▶ Task: Please reproduce every record, keeping each one exactly as written.

------------------------

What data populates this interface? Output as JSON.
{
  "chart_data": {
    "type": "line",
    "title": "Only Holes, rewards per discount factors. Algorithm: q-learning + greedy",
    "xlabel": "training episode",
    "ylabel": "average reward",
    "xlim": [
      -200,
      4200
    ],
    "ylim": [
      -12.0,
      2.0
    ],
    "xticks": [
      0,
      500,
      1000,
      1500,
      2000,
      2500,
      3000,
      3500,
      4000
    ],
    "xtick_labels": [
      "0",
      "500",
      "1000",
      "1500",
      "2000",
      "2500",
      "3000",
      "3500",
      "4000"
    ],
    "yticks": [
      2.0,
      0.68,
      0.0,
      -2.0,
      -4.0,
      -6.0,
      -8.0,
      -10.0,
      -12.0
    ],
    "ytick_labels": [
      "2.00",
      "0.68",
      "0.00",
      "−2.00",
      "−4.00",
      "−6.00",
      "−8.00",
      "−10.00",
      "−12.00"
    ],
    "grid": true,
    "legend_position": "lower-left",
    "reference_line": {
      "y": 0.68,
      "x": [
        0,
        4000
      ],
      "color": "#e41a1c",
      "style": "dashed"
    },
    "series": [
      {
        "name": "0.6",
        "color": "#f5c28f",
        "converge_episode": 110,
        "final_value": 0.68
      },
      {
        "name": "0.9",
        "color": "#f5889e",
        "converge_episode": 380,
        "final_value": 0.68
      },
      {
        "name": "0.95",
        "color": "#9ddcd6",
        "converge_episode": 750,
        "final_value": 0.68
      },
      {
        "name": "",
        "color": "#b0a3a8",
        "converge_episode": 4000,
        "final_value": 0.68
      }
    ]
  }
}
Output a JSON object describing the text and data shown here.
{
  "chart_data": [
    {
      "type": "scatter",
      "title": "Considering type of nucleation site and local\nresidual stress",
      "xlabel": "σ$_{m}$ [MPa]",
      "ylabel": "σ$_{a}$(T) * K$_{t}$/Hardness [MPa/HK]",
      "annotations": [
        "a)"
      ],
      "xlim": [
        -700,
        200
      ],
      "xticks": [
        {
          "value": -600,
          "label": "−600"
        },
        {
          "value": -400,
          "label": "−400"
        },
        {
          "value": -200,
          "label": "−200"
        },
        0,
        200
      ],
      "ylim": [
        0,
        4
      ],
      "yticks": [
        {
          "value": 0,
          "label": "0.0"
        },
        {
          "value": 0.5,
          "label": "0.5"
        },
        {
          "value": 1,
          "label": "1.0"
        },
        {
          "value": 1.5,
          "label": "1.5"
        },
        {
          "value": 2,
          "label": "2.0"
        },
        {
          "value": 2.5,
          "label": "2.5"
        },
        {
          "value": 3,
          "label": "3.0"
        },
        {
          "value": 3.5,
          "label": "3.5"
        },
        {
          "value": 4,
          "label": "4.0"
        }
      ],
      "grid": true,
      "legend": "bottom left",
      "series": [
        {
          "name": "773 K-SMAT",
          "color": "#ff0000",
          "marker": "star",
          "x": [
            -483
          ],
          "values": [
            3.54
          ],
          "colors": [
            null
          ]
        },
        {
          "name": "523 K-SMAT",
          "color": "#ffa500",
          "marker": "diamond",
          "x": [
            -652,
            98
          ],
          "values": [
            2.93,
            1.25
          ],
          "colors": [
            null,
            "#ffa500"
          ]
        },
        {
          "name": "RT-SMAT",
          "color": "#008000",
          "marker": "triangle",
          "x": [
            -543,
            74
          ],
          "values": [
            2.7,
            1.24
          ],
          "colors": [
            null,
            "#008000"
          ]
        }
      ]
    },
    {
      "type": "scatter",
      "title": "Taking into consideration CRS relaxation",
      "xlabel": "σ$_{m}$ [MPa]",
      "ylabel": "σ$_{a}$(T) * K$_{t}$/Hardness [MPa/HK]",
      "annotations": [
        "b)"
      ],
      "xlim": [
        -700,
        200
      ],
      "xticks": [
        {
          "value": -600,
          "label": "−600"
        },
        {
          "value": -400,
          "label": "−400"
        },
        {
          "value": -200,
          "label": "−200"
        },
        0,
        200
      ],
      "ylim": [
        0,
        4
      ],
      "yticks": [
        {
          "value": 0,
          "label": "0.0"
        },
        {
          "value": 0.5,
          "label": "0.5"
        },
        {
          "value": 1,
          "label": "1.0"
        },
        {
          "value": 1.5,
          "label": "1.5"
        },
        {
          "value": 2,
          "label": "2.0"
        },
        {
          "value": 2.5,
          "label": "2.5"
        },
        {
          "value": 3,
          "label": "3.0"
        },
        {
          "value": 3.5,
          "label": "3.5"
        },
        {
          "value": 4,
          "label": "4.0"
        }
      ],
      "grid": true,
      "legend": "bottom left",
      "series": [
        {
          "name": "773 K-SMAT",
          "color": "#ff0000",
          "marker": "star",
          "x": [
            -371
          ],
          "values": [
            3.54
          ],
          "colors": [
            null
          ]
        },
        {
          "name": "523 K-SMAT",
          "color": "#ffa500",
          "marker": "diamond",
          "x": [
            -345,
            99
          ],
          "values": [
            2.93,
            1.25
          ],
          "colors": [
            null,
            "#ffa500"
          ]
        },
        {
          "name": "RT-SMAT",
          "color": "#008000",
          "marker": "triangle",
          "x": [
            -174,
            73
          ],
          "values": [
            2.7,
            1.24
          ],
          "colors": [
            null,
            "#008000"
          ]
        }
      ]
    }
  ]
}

------------------------

▶ Written response:
What data populates this interface? Output as JSON.
{
  "chart_data": {
    "type": "line",
    "title": "Only Holes, rewards per discount factors. Algorithm: q-learning + greedy",
    "xlabel": "training episode",
    "ylabel": "average reward",
    "xlim": [
      -200,
      4200
    ],
    "ylim": [
      -12.0,
      2.0
    ],
    "xticks": [
      0,
      500,
      1000,
      1500,
      2000,
      2500,
      3000,
      3500,
      4000
    ],
    "xtick_labels": [
      "0",
      "500",
      "1000",
      "1500",
      "2000",
      "2500",
      "3000",
      "3500",
      "4000"
    ],
    "yticks": [
      2.0,
      0.68,
      0.0,
      -2.0,
      -4.0,
      -6.0,
      -8.0,
      -10.0,
      -12.0
    ],
    "ytick_labels": [
      "2.00",
      "0.68",
      "0.00",
      "−2.00",
      "−4.00",
      "−6.00",
      "−8.00",
      "−10.00",
      "−12.00"
    ],
    "grid": true,
    "legend_position": "lower-left",
    "reference_line": {
      "y": 0.68,
      "x": [
        0,
        4000
      ],
      "color": "#e41a1c",
      "style": "dashed"
    },
    "series": [
      {
        "name": "0.6",
        "color": "#f5c28f",
        "converge_episode": 110,
        "final_value": 0.68
      },
      {
        "name": "0.9",
        "color": "#f5889e",
        "converge_episode": 380,
        "final_value": 0.68
      },
      {
        "name": "0.95",
        "color": "#9ddcd6",
        "converge_episode": 750,
        "final_value": 0.68
      },
      {
        "name": "",
        "color": "#b0a3a8",
        "converge_episode": 4000,
        "final_value": 0.68
      }
    ]
  }
}
Output a JSON object describing the text and data shown here.
{
  "chart_data": [
    {
      "type": "scatter",
      "title": "Considering type of nucleation site and local\nresidual stress",
      "xlabel": "σ$_{m}$ [MPa]",
      "ylabel": "σ$_{a}$(T) * K$_{t}$/Hardness [MPa/HK]",
      "annotations": [
        "a)"
      ],
      "xlim": [
        -700,
        200
      ],
      "xticks": [
        {
          "value": -600,
          "label": "−600"
        },
        {
          "value": -400,
          "label": "−400"
        },
        {
          "value": -200,
          "label": "−200"
        },
        0,
        200
      ],
      "ylim": [
        0,
        4
      ],
      "yticks": [
        {
          "value": 0,
          "label": "0.0"
        },
        {
          "value": 0.5,
          "label": "0.5"
        },
        {
          "value": 1,
          "label": "1.0"
        },
        {
          "value": 1.5,
          "label": "1.5"
        },
        {
          "value": 2,
          "label": "2.0"
        },
        {
          "value": 2.5,
          "label": "2.5"
        },
        {
          "value": 3,
          "label": "3.0"
        },
        {
          "value": 3.5,
          "label": "3.5"
        },
        {
          "value": 4,
          "label": "4.0"
        }
      ],
      "grid": true,
      "legend": "bottom left",
      "series": [
        {
          "name": "773 K-SMAT",
          "color": "#ff0000",
          "marker": "star",
          "x": [
            -483
          ],
          "values": [
            3.54
          ],
          "colors": [
            null
          ]
        },
        {
          "name": "523 K-SMAT",
          "color": "#ffa500",
          "marker": "diamond",
          "x": [
            -652,
            98
          ],
          "values": [
            2.93,
            1.25
          ],
          "colors": [
            null,
            "#ffa500"
          ]
        },
        {
          "name": "RT-SMAT",
          "color": "#008000",
          "marker": "triangle",
          "x": [
            -543,
            74
          ],
          "values": [
            2.7,
            1.24
          ],
          "colors": [
            null,
            "#008000"
          ]
        }
      ]
    },
    {
      "type": "scatter",
      "title": "Taking into consideration CRS relaxation",
      "xlabel": "σ$_{m}$ [MPa]",
      "ylabel": "σ$_{a}$(T) * K$_{t}$/Hardness [MPa/HK]",
      "annotations": [
        "b)"
      ],
      "xlim": [
        -700,
        200
      ],
      "xticks": [
        {
          "value": -600,
          "label": "−600"
        },
        {
          "value": -400,
          "label": "−400"
        },
        {
          "value": -200,
          "label": "−200"
        },
        0,
        200
      ],
      "ylim": [
        0,
        4
      ],
      "yticks": [
        {
          "value": 0,
          "label": "0.0"
        },
        {
          "value": 0.5,
          "label": "0.5"
        },
        {
          "value": 1,
          "label": "1.0"
        },
        {
          "value": 1.5,
          "label": "1.5"
        },
        {
          "value": 2,
          "label": "2.0"
        },
        {
          "value": 2.5,
          "label": "2.5"
        },
        {
          "value": 3,
          "label": "3.0"
        },
        {
          "value": 3.5,
          "label": "3.5"
        },
        {
          "value": 4,
          "label": "4.0"
        }
      ],
      "grid": true,
      "legend": "bottom left",
      "series": [
        {
          "name": "773 K-SMAT",
          "color": "#ff0000",
          "marker": "star",
          "x": [
            -371
          ],
          "values": [
            3.54
          ],
          "colors": [
            null
          ]
        },
        {
          "name": "523 K-SMAT",
          "color": "#ffa500",
          "marker": "diamond",
          "x": [
            -345,
            99
          ],
          "values": [
            2.93,
            1.25
          ],
          "colors": [
            null,
            "#ffa500"
          ]
        },
        {
          "name": "RT-SMAT",
          "color": "#008000",
          "marker": "triangle",
          "x": [
            -174,
            73
          ],
          "values": [
            2.7,
            1.24
          ],
          "colors": [
            null,
            "#008000"
          ]
        }
      ]
    }
  ]
}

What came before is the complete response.